STATED TASK:
Pick out each line containing the string "JSON" and copy it.

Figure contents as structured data
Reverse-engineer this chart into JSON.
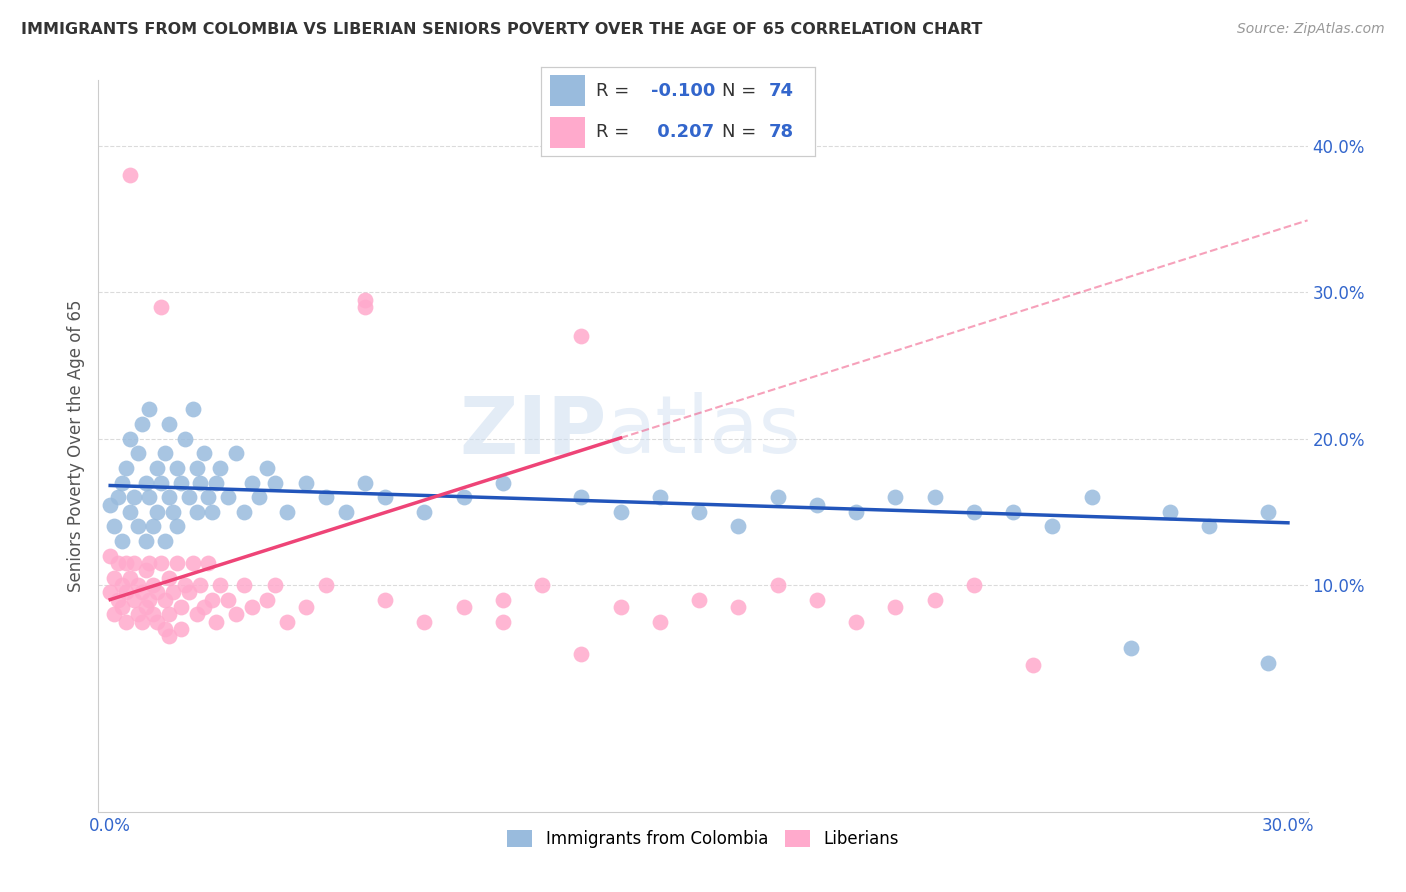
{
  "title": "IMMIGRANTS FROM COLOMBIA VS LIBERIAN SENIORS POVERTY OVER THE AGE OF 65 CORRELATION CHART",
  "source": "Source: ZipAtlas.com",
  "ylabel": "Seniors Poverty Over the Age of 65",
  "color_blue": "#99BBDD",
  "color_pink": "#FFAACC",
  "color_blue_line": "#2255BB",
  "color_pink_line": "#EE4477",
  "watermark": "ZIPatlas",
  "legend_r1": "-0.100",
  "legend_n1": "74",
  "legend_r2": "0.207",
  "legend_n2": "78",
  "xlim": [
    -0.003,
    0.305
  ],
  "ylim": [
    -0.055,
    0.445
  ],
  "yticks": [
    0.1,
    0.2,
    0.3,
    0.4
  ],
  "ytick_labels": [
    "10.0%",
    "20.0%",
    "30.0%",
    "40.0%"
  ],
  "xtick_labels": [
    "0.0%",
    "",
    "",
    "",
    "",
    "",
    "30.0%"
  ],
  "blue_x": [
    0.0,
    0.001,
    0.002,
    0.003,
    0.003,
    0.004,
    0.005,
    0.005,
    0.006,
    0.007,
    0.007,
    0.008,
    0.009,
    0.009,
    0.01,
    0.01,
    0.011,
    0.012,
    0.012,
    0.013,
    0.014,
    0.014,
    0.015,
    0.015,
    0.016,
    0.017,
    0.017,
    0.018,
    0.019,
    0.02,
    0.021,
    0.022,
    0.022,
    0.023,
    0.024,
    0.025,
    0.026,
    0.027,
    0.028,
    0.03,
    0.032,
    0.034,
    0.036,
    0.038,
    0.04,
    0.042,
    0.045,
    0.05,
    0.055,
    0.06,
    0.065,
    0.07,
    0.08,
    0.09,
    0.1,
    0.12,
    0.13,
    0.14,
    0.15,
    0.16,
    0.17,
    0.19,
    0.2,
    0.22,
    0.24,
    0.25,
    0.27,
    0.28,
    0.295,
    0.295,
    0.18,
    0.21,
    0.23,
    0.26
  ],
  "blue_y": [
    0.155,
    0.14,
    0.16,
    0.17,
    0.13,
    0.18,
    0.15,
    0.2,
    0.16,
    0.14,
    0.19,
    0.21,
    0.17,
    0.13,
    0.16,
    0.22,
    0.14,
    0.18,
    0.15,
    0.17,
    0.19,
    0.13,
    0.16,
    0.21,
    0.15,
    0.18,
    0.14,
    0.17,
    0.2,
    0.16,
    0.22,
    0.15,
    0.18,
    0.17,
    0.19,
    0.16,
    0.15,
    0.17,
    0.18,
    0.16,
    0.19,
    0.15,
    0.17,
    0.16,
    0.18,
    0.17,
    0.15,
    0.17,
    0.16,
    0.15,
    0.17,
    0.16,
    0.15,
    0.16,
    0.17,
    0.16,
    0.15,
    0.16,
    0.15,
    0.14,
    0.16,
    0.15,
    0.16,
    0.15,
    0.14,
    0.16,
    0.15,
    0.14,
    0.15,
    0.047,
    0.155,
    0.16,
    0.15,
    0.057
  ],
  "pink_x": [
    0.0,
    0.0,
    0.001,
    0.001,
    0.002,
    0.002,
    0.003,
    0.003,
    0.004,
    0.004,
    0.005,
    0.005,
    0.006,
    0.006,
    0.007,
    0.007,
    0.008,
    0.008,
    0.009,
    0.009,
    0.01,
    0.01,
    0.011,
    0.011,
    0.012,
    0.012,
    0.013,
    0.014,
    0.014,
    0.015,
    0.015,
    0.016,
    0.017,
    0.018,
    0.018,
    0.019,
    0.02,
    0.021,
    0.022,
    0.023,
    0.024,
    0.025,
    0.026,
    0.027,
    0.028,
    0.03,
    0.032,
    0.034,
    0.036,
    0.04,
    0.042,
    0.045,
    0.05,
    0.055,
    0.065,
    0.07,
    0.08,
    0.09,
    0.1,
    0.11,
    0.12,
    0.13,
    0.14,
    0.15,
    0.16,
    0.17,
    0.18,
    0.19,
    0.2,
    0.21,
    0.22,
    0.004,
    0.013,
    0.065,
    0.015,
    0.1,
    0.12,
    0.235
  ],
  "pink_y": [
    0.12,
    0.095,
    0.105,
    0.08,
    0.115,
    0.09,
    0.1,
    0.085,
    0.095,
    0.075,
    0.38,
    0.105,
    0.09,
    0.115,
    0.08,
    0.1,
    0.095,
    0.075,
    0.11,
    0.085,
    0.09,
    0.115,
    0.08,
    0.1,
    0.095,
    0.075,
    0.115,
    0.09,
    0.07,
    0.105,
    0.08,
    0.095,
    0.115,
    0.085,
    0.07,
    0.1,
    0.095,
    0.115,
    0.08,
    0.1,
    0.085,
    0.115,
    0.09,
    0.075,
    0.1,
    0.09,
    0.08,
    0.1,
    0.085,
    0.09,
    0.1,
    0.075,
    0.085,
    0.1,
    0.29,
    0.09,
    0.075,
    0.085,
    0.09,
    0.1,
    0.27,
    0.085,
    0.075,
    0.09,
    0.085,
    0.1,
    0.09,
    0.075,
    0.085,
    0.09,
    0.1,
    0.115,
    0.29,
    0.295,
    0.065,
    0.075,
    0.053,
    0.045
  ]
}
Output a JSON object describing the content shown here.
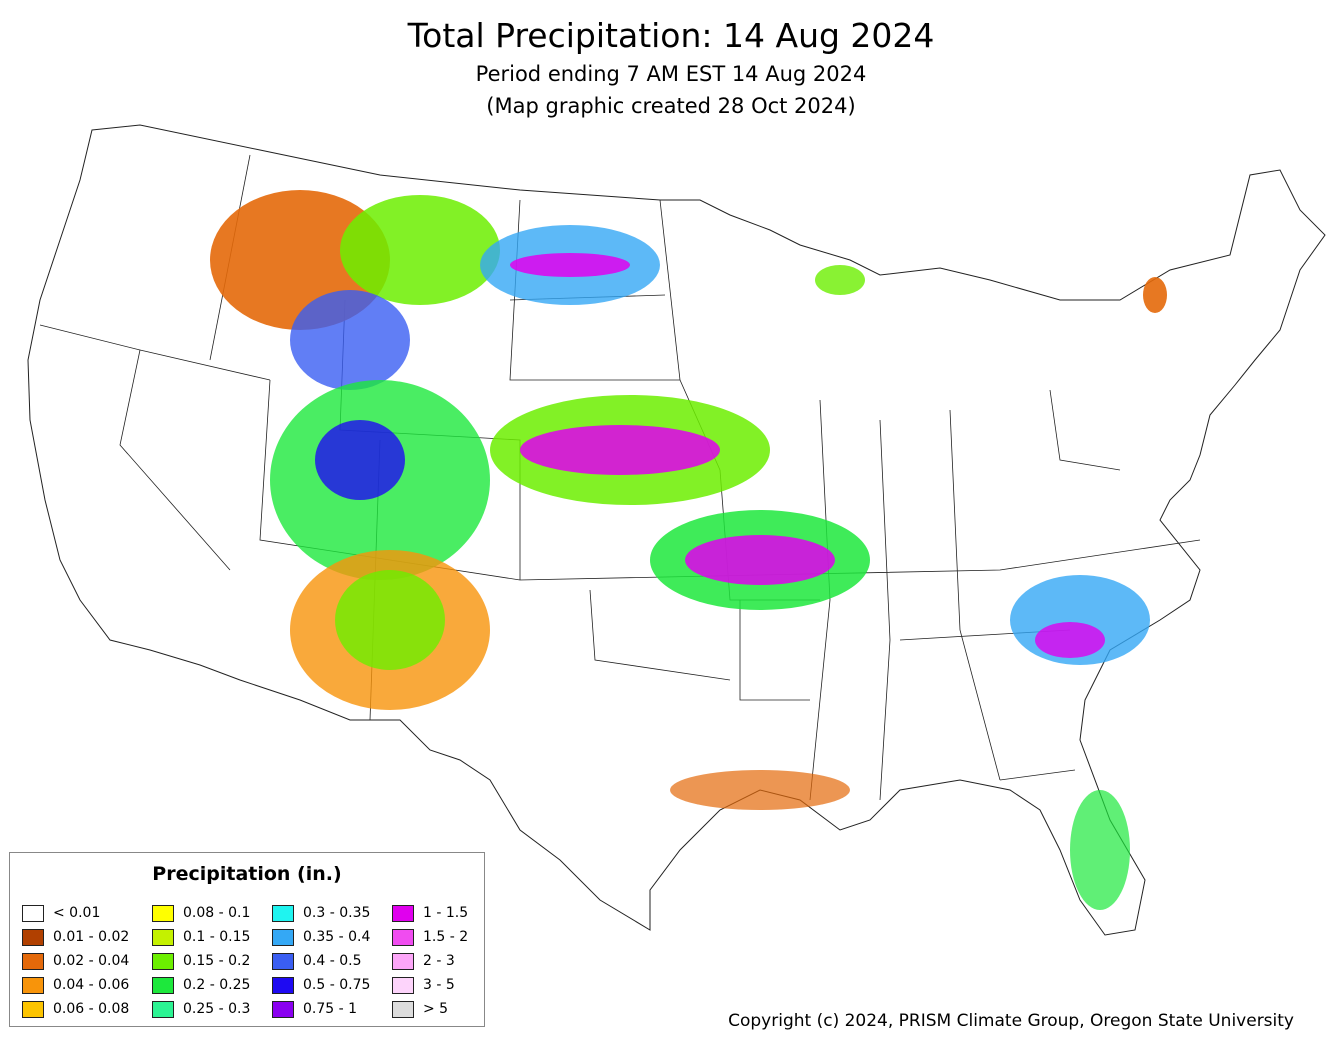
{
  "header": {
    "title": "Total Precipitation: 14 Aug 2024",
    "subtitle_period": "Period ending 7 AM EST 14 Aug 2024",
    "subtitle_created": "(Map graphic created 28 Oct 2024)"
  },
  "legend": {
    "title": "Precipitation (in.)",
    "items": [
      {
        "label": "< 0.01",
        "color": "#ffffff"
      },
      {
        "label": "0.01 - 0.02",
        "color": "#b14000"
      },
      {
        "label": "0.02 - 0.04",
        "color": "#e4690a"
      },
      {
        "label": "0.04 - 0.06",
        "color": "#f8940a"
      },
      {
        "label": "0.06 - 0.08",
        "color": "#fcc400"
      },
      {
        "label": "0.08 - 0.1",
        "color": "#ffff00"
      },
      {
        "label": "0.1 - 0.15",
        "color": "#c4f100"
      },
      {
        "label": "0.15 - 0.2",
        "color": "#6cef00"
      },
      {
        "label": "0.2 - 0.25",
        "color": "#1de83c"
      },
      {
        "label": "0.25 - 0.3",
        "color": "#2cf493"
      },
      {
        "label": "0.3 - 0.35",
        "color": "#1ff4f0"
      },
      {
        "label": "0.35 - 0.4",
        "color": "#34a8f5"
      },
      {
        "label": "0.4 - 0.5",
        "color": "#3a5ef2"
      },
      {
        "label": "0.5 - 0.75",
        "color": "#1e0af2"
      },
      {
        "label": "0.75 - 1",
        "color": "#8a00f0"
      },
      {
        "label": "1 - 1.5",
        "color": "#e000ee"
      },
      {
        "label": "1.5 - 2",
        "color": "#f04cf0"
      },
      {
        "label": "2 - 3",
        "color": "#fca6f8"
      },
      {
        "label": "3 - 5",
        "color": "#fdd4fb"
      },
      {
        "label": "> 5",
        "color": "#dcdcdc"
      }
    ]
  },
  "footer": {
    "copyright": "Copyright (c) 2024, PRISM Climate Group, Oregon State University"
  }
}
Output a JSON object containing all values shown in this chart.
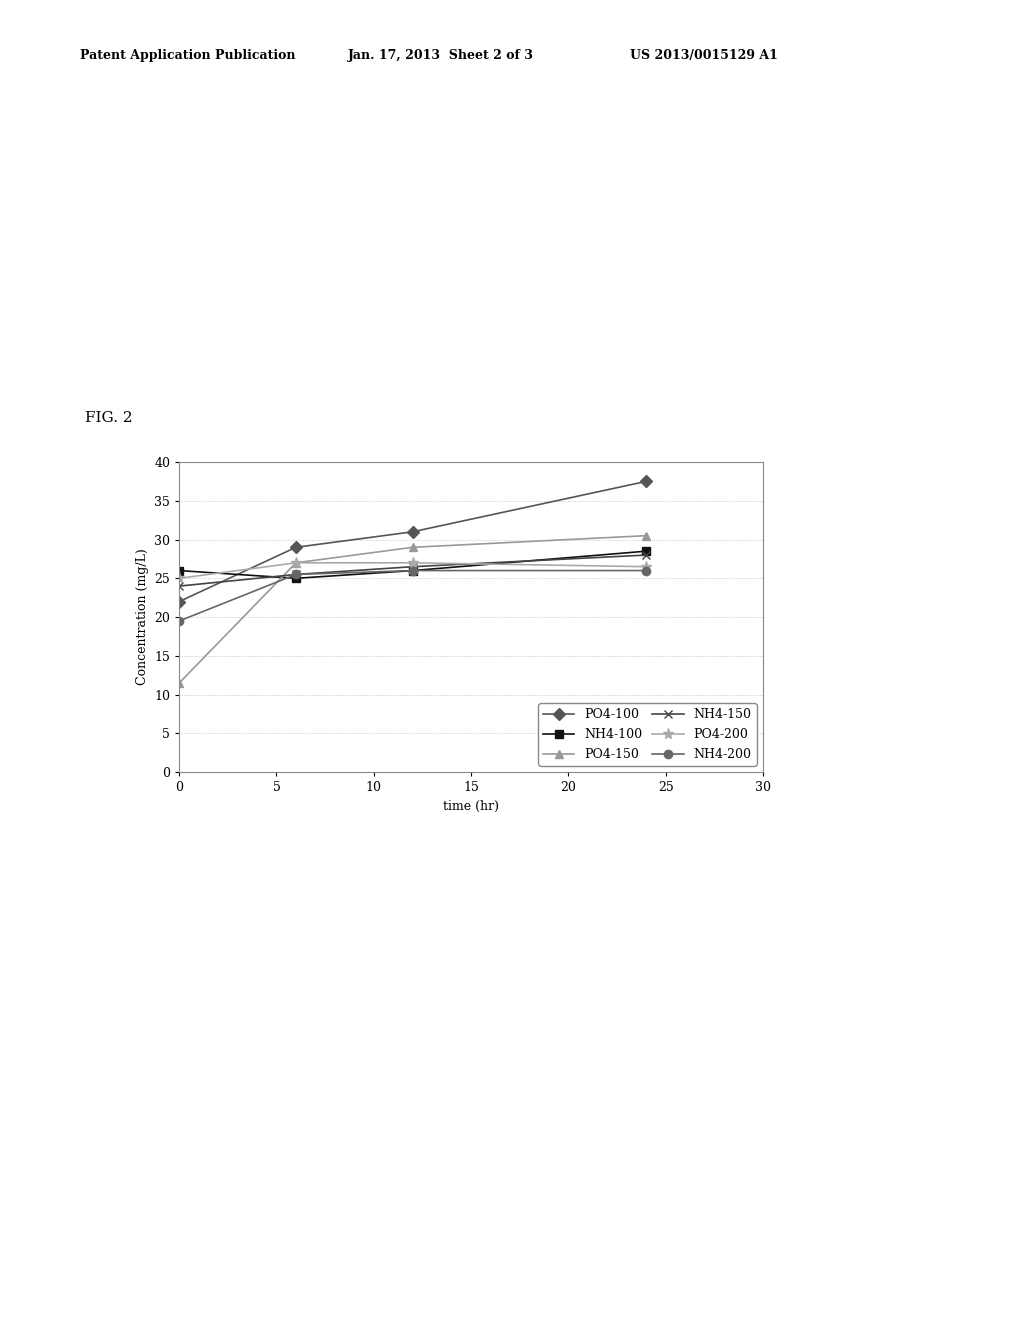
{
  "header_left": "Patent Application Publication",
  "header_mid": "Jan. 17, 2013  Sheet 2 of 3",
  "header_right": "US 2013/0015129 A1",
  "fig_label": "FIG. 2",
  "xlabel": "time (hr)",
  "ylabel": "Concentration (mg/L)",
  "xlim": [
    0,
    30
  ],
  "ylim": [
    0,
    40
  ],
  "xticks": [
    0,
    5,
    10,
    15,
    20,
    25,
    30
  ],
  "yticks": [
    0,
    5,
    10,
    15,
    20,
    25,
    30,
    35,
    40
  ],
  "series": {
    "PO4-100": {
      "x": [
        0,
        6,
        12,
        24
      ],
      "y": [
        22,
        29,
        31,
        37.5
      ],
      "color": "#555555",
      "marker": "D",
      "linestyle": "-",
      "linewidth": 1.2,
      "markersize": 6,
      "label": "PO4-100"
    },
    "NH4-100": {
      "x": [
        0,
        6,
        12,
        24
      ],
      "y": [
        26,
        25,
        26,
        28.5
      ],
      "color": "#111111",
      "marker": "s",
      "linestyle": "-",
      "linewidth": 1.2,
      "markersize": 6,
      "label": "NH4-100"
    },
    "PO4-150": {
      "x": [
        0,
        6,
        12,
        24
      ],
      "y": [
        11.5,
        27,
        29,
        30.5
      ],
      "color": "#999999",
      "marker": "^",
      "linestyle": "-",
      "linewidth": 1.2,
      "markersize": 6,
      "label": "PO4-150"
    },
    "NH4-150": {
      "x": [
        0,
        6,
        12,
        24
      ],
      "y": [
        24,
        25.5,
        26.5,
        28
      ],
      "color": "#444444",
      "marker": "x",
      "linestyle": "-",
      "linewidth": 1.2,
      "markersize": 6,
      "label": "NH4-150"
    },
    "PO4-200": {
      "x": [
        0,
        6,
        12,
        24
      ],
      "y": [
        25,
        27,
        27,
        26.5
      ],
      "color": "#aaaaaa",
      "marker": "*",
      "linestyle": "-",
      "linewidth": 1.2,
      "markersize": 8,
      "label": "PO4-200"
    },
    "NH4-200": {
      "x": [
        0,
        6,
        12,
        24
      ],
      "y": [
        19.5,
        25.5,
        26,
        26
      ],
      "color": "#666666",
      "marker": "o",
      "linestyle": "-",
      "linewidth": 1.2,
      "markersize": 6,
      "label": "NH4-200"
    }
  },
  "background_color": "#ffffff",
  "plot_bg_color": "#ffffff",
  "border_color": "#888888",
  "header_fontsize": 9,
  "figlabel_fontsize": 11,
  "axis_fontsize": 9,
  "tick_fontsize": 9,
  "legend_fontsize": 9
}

REPLY:
Reverse-engineer this chart into JSON.
Output a JSON object describing the content shown here.
Output a JSON object containing all values shown in this chart.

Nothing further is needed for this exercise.